(Element position data)
— start —
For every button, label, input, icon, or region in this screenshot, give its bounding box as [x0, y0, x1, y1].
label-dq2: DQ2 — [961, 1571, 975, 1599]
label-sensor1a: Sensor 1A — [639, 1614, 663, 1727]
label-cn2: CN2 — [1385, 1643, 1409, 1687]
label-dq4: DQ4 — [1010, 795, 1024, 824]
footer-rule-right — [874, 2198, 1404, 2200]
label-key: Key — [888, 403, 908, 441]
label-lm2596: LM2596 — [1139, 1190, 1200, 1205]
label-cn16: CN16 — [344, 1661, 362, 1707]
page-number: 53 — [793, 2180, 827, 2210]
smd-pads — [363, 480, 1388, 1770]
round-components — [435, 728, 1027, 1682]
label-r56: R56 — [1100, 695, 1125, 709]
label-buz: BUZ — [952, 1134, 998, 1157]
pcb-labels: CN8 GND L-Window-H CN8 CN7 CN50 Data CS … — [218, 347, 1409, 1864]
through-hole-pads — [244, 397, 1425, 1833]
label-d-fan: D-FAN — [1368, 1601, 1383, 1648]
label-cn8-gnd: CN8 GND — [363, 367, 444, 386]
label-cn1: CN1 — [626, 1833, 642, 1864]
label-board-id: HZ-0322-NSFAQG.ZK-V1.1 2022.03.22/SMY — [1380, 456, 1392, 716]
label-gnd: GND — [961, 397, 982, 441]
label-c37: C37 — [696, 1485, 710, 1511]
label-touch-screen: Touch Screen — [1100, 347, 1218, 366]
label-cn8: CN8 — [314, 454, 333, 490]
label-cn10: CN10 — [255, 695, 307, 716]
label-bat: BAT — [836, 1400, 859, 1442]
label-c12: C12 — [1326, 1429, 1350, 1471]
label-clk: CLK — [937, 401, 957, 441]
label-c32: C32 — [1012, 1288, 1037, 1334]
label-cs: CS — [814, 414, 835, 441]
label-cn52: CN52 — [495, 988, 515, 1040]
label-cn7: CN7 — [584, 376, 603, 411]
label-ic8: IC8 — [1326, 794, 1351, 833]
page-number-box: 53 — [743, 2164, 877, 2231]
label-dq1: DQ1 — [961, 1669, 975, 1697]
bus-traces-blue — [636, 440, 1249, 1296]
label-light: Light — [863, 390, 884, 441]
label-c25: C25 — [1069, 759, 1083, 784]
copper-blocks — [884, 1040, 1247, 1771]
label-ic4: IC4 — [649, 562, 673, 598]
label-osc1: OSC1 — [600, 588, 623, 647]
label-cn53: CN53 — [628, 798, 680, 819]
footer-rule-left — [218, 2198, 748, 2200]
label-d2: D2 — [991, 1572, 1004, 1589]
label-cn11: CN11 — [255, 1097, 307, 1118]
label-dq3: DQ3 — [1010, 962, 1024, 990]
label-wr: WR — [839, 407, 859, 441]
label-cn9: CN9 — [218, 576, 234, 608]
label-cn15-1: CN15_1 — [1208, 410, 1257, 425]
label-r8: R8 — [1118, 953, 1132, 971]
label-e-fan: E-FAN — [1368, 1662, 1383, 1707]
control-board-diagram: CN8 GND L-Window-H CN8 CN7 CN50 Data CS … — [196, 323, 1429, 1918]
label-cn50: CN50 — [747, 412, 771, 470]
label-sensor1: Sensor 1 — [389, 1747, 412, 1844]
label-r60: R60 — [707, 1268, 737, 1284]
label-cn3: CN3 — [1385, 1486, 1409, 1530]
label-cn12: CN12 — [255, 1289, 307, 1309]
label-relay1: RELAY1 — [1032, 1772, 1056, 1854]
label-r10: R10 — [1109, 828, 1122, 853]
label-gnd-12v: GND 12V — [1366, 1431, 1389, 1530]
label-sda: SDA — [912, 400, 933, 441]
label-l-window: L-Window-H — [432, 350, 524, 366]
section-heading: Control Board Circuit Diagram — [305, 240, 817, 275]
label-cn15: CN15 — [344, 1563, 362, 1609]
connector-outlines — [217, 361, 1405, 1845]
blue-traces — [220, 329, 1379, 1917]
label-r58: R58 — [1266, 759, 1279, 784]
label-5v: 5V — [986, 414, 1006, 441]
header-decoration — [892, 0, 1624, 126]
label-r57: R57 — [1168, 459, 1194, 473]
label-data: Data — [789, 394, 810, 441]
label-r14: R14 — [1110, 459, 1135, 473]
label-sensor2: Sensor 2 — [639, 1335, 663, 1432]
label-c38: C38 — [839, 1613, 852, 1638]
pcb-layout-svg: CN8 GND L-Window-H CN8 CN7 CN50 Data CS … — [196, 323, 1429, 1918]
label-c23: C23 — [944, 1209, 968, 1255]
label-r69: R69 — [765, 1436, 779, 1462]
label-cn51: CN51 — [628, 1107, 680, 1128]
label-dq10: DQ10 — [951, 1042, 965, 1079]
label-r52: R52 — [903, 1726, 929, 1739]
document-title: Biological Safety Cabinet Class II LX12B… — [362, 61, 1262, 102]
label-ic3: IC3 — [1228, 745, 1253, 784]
— end —
(YOUR TASK) Convert the items above into a JSON array of strings, with one string per line and blank lines omitted.

(ANSWER BELOW)
[
  "For every button, label, input, icon, or region in this screenshot, give its bounding box as [x0, y0, x1, y1].",
  "label-dq2: DQ2 — [961, 1571, 975, 1599]",
  "label-sensor1a: Sensor 1A — [639, 1614, 663, 1727]",
  "label-cn2: CN2 — [1385, 1643, 1409, 1687]",
  "label-dq4: DQ4 — [1010, 795, 1024, 824]",
  "footer-rule-right — [874, 2198, 1404, 2200]",
  "label-key: Key — [888, 403, 908, 441]",
  "label-lm2596: LM2596 — [1139, 1190, 1200, 1205]",
  "label-cn16: CN16 — [344, 1661, 362, 1707]",
  "page-number: 53 — [793, 2180, 827, 2210]",
  "smd-pads — [363, 480, 1388, 1770]",
  "round-components — [435, 728, 1027, 1682]",
  "label-r56: R56 — [1100, 695, 1125, 709]",
  "label-buz: BUZ — [952, 1134, 998, 1157]",
  "pcb-labels: CN8 GND L-Window-H CN8 CN7 CN50 Data CS … — [218, 347, 1409, 1864]",
  "through-hole-pads — [244, 397, 1425, 1833]",
  "label-d-fan: D-FAN — [1368, 1601, 1383, 1648]",
  "label-cn8-gnd: CN8 GND — [363, 367, 444, 386]",
  "label-cn1: CN1 — [626, 1833, 642, 1864]",
  "label-board-id: HZ-0322-NSFAQG.ZK-V1.1 2022.03.22/SMY — [1380, 456, 1392, 716]",
  "label-gnd: GND — [961, 397, 982, 441]",
  "label-c37: C37 — [696, 1485, 710, 1511]",
  "label-touch-screen: Touch Screen — [1100, 347, 1218, 366]",
  "label-cn8: CN8 — [314, 454, 333, 490]",
  "label-cn10: CN10 — [255, 695, 307, 716]",
  "label-bat: BAT — [836, 1400, 859, 1442]",
  "label-c12: C12 — [1326, 1429, 1350, 1471]",
  "label-clk: CLK — [937, 401, 957, 441]",
  "label-c32: C32 — [1012, 1288, 1037, 1334]",
  "label-cs: CS — [814, 414, 835, 441]",
  "label-cn52: CN52 — [495, 988, 515, 1040]",
  "label-cn7: CN7 — [584, 376, 603, 411]",
  "label-ic8: IC8 — [1326, 794, 1351, 833]",
  "page-number-box: 53 — [743, 2164, 877, 2231]",
  "label-dq1: DQ1 — [961, 1669, 975, 1697]",
  "bus-traces-blue — [636, 440, 1249, 1296]",
  "label-light: Light — [863, 390, 884, 441]",
  "label-c25: C25 — [1069, 759, 1083, 784]",
  "copper-blocks — [884, 1040, 1247, 1771]",
  "label-ic4: IC4 — [649, 562, 673, 598]",
  "label-osc1: OSC1 — [600, 588, 623, 647]",
  "label-cn53: CN53 — [628, 798, 680, 819]",
  "footer-rule-left — [218, 2198, 748, 2200]",
  "label-d2: D2 — [991, 1572, 1004, 1589]",
  "label-cn11: CN11 — [255, 1097, 307, 1118]",
  "label-dq3: DQ3 — [1010, 962, 1024, 990]",
  "label-wr: WR — [839, 407, 859, 441]",
  "label-cn9: CN9 — [218, 576, 234, 608]",
  "label-cn15-1: CN15_1 — [1208, 410, 1257, 425]",
  "label-r8: R8 — [1118, 953, 1132, 971]",
  "label-e-fan: E-FAN — [1368, 1662, 1383, 1707]",
  "control-board-diagram: CN8 GND L-Window-H CN8 CN7 CN50 Data CS … — [196, 323, 1429, 1918]",
  "label-cn50: CN50 — [747, 412, 771, 470]",
  "label-sensor1: Sensor 1 — [389, 1747, 412, 1844]",
  "label-r60: R60 — [707, 1268, 737, 1284]",
  "label-cn3: CN3 — [1385, 1486, 1409, 1530]",
  "label-cn12: CN12 — [255, 1289, 307, 1309]",
  "label-relay1: RELAY1 — [1032, 1772, 1056, 1854]",
  "label-r10: R10 — [1109, 828, 1122, 853]",
  "label-gnd-12v: GND 12V — [1366, 1431, 1389, 1530]",
  "label-sda: SDA — [912, 400, 933, 441]",
  "label-l-window: L-Window-H — [432, 350, 524, 366]",
  "section-heading: Control Board Circuit Diagram — [305, 240, 817, 275]",
  "label-cn15: CN15 — [344, 1563, 362, 1609]",
  "connector-outlines — [217, 361, 1405, 1845]",
  "blue-traces — [220, 329, 1379, 1917]",
  "label-r58: R58 — [1266, 759, 1279, 784]",
  "label-5v: 5V — [986, 414, 1006, 441]",
  "header-decoration — [892, 0, 1624, 126]",
  "label-r57: R57 — [1168, 459, 1194, 473]",
  "label-data: Data — [789, 394, 810, 441]",
  "label-r14: R14 — [1110, 459, 1135, 473]",
  "label-sensor2: Sensor 2 — [639, 1335, 663, 1432]",
  "label-c38: C38 — [839, 1613, 852, 1638]",
  "pcb-layout-svg: CN8 GND L-Window-H CN8 CN7 CN50 Data CS … — [196, 323, 1429, 1918]",
  "label-c23: C23 — [944, 1209, 968, 1255]",
  "label-r69: R69 — [765, 1436, 779, 1462]",
  "label-cn51: CN51 — [628, 1107, 680, 1128]",
  "label-dq10: DQ10 — [951, 1042, 965, 1079]",
  "label-r52: R52 — [903, 1726, 929, 1739]",
  "document-title: Biological Safety Cabinet Class II LX12B… — [362, 61, 1262, 102]",
  "label-ic3: IC3 — [1228, 745, 1253, 784]"
]